The guy who Jackie meets is Brody’s Jack Starks, a Gulf War veteran who – after taking a near-fatal bullet to the head which leaves him with amnesia – is committed to a mental hospital for the criminally insane when he’s wrongfully accused of killing a cop. Under the questionable care of the hospital’s Dr. Becker (Kristofferson), Starks – who once met a young Jackie by the side of the road while attempting to fix her mom’s car – is repeatedly injected with anti-psychotic drugs, forcefully strapped into a straight jacket and locked, for hours at a time, inside a dingy morgue drawer in the hospital’s deserted basement.

It’s here that The Jacket really gets interesting. While in the drawer, Starks is able to propel himself into the somewhat-near future. Although he’s literally trapped in the jacket (hence the film’s title), he simultaneously winds up in 2007 where he is hesitantly befriended by a grown-up, self-destructive Jackie. It is here and now, in the future, that Starks learns he is destined to die in a mere four days.

#### Excerpted data
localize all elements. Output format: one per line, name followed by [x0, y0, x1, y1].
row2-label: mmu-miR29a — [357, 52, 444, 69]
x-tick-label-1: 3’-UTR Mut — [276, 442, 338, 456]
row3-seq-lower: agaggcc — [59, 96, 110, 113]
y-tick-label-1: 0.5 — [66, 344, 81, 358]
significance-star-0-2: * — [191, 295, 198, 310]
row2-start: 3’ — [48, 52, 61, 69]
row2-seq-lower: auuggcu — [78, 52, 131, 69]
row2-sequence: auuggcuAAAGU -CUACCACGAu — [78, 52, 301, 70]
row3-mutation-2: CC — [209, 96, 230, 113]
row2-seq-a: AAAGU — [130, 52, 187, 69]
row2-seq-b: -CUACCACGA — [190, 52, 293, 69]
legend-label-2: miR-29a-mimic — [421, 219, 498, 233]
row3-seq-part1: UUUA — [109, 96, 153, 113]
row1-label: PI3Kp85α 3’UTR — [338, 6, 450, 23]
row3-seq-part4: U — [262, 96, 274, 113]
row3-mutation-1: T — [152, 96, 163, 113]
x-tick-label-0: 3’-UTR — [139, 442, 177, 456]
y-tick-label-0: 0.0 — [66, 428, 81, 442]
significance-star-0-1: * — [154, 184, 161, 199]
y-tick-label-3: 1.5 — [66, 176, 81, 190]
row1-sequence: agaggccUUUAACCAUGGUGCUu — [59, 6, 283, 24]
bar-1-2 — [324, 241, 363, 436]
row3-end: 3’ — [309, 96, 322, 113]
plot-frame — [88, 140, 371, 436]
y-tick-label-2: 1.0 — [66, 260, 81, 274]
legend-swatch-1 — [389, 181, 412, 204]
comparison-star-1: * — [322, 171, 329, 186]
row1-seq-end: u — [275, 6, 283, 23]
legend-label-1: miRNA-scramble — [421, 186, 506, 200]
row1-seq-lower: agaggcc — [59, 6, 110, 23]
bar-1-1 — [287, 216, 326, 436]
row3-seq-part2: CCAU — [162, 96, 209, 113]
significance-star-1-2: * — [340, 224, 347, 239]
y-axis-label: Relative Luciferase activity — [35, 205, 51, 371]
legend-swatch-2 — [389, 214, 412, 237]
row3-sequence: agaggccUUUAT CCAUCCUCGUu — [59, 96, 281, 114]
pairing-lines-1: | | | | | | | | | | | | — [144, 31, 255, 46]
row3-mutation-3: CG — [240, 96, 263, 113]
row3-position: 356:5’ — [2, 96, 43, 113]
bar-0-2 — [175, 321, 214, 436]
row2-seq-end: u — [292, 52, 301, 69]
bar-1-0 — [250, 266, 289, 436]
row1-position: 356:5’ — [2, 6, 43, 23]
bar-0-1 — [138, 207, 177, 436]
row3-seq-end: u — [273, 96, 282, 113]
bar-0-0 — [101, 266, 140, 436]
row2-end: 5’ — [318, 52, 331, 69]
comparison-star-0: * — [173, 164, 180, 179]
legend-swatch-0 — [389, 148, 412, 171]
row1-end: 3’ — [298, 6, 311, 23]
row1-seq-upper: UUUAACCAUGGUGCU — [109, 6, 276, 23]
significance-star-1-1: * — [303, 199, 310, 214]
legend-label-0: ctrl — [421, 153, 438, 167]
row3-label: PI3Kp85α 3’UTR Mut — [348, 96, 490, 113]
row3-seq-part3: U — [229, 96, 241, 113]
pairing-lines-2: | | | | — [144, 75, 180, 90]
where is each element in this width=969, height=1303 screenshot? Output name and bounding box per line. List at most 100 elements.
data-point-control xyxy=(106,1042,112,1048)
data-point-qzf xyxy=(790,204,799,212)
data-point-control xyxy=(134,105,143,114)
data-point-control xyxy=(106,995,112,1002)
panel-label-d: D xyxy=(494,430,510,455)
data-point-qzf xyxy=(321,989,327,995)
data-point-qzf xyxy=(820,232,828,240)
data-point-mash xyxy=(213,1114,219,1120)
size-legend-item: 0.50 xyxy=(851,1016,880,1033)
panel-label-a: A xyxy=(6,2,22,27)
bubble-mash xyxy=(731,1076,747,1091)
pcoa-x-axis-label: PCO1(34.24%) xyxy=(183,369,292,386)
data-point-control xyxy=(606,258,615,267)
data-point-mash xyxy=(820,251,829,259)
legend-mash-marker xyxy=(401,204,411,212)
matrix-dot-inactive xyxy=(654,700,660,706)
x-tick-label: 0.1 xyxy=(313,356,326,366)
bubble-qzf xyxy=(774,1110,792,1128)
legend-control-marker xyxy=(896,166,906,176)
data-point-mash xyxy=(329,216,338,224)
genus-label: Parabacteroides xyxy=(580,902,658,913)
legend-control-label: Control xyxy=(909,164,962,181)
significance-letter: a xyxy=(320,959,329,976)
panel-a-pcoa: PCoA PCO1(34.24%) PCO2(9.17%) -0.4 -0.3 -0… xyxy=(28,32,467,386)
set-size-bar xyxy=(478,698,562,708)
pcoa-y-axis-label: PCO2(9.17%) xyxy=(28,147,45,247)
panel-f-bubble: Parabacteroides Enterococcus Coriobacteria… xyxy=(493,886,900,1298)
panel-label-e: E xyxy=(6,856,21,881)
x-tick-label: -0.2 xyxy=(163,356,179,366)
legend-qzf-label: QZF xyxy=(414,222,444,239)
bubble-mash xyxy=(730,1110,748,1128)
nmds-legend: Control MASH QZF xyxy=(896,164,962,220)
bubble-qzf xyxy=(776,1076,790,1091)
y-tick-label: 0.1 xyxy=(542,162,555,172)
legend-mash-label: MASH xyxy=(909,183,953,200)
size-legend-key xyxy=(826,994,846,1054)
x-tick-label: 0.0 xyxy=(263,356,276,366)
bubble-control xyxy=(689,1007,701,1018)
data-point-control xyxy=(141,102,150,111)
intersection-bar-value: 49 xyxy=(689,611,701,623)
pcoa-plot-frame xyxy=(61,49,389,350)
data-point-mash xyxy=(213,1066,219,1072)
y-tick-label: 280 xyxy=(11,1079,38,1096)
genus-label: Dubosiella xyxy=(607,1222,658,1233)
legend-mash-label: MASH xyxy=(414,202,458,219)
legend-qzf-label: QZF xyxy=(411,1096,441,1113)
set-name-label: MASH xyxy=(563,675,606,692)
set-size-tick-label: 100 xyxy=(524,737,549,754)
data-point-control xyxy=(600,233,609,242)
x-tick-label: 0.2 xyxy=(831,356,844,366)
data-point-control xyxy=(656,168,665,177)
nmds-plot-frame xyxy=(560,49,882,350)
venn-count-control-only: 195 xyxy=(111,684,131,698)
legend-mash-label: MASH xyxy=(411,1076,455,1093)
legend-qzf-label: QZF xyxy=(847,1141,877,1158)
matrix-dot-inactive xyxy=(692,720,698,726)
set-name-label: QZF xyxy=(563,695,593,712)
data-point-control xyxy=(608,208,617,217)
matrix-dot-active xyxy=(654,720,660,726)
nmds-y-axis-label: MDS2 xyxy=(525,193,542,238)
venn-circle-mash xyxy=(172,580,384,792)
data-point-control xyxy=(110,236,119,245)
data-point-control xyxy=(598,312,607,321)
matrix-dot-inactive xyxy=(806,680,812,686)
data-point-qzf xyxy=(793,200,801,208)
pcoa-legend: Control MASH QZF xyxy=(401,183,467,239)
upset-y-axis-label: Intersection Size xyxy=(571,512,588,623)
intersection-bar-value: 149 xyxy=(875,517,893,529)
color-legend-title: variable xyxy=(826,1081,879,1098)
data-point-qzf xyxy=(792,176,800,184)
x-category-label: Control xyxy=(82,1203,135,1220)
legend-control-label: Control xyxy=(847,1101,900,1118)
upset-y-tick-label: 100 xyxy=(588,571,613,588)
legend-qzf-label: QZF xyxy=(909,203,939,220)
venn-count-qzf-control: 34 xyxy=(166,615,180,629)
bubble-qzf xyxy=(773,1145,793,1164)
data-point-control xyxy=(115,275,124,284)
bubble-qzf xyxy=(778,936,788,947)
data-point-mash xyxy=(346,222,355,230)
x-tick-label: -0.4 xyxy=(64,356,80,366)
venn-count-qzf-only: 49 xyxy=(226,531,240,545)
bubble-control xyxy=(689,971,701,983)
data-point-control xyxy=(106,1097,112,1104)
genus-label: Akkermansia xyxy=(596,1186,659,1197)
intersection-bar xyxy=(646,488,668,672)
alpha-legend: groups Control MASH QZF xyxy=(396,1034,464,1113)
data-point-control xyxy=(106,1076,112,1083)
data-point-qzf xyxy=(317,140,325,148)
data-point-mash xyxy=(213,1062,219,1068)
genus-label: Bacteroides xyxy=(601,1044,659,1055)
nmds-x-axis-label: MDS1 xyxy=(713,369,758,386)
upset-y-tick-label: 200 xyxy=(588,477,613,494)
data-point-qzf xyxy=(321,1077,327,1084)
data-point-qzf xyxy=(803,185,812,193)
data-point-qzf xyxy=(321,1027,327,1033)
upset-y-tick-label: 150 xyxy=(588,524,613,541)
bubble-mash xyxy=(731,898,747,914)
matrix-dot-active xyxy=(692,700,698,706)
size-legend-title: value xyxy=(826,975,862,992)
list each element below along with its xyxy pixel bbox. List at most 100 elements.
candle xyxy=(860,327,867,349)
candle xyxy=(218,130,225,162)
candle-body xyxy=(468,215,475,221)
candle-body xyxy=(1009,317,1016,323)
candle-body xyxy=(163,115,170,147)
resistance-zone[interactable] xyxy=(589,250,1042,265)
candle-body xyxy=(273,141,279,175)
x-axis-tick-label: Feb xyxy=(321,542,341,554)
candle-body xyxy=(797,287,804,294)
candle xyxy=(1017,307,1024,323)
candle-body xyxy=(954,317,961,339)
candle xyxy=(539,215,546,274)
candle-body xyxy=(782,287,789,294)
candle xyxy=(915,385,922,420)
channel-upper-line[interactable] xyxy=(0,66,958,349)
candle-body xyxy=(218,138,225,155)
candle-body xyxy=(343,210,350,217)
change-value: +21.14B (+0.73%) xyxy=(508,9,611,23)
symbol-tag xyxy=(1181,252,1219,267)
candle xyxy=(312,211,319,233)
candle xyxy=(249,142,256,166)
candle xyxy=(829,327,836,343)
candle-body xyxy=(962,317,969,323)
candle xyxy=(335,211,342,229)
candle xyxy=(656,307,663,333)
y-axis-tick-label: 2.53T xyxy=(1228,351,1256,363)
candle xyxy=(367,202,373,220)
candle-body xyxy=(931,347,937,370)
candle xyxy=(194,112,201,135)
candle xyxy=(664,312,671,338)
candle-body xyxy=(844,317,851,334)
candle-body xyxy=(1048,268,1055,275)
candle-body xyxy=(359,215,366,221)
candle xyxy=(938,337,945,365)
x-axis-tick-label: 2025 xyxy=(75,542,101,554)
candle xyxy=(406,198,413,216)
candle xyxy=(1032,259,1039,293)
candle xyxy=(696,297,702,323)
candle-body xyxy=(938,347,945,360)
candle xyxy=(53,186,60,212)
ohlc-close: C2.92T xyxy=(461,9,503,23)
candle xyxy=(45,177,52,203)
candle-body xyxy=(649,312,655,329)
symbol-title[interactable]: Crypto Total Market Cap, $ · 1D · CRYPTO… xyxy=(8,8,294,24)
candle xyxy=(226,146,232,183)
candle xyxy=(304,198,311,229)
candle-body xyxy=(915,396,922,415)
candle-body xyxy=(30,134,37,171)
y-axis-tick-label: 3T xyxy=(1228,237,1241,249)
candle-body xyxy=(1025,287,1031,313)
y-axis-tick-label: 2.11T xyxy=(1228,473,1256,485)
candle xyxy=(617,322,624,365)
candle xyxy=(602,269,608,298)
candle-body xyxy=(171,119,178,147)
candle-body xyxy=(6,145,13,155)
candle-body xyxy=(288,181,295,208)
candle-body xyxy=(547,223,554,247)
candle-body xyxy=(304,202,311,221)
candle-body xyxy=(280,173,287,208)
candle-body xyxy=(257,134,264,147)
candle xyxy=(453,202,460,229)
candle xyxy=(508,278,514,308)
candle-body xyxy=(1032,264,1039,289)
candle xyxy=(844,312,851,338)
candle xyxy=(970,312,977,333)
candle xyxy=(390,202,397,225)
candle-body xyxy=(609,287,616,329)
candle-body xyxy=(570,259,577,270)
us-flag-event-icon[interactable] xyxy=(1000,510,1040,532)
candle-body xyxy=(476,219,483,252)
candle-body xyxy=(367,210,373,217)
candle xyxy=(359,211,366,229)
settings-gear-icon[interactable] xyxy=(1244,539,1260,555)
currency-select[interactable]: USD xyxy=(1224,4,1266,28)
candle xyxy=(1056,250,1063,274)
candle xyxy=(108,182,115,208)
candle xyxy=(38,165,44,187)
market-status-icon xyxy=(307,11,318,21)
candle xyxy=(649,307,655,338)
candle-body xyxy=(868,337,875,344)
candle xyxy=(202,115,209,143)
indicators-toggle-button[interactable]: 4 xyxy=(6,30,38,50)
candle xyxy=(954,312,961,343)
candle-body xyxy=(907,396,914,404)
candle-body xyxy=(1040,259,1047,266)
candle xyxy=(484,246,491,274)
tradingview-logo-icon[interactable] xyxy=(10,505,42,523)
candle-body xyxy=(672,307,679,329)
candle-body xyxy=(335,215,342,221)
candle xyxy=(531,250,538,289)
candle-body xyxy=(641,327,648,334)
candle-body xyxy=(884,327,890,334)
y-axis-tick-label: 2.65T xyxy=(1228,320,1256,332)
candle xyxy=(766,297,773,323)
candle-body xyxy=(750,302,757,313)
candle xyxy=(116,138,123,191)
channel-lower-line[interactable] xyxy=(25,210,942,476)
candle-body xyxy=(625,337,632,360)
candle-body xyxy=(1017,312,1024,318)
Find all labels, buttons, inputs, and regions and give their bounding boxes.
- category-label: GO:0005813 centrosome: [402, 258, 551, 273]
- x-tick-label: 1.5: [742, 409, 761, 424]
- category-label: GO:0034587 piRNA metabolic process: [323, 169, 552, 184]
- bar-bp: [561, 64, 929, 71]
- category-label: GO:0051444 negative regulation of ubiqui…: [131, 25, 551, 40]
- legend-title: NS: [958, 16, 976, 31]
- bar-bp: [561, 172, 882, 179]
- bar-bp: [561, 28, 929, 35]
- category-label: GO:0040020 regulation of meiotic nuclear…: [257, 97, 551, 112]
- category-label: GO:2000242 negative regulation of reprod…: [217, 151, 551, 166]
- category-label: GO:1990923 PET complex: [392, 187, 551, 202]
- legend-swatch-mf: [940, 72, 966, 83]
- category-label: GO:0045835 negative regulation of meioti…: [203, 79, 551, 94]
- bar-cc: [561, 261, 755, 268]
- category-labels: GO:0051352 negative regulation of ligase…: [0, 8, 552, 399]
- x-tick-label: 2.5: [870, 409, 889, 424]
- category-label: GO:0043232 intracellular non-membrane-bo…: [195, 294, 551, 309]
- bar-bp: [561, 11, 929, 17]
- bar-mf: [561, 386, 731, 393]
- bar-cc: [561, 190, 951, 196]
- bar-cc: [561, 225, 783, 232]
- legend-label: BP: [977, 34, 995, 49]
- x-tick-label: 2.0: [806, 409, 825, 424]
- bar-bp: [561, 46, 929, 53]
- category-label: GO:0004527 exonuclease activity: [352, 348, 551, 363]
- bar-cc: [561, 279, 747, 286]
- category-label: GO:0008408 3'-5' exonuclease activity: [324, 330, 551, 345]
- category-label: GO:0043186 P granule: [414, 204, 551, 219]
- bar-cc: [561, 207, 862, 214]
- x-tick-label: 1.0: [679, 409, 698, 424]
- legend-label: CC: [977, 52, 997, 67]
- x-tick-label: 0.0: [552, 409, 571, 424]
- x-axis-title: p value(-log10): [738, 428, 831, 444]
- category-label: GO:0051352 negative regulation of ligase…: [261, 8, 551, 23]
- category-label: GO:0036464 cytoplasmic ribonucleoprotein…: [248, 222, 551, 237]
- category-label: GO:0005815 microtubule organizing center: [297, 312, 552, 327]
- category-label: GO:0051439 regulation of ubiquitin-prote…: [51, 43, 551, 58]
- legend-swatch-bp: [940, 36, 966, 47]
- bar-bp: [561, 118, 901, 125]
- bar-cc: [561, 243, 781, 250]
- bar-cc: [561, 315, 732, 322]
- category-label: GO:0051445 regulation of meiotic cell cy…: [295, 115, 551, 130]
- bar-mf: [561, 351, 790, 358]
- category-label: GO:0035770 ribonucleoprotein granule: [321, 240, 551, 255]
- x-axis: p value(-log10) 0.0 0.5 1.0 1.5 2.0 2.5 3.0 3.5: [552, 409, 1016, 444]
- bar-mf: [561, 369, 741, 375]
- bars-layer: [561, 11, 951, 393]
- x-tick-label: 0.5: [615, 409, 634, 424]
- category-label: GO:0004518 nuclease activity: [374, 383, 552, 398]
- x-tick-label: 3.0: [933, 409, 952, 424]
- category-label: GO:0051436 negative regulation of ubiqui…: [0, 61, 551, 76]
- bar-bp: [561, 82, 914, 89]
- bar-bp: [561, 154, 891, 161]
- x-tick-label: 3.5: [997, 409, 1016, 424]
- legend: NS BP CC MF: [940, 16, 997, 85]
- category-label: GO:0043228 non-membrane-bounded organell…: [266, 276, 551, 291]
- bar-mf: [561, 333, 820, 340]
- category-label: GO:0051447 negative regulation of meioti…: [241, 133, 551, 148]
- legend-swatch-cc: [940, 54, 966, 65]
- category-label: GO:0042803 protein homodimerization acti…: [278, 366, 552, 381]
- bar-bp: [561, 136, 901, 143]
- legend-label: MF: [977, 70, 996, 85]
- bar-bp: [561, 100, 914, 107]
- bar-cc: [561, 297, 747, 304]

#### What needs to be done
In the excerpt about The Jacket, write out the passage from "The guy who" to "hospital’s deserted basement." again, substituting "storage drawer" for "morgue drawer".

#### Task output
The guy who Jackie meets is Brody’s Jack Starks, a Gulf War veteran who – after taking a near-fatal bullet to the head which leaves him with amnesia – is committed to a mental hospital for the criminally insane when he’s wrongfully accused of killing a cop. Under the questionable care of the hospital’s Dr. Becker (Kristofferson), Starks – who once met a young Jackie by the side of the road while attempting to fix her mom’s car – is repeatedly injected with anti-psychotic drugs, forcefully strapped into a straight jacket and locked, for hours at a time, inside a dingy storage drawer in the hospital’s deserted basement.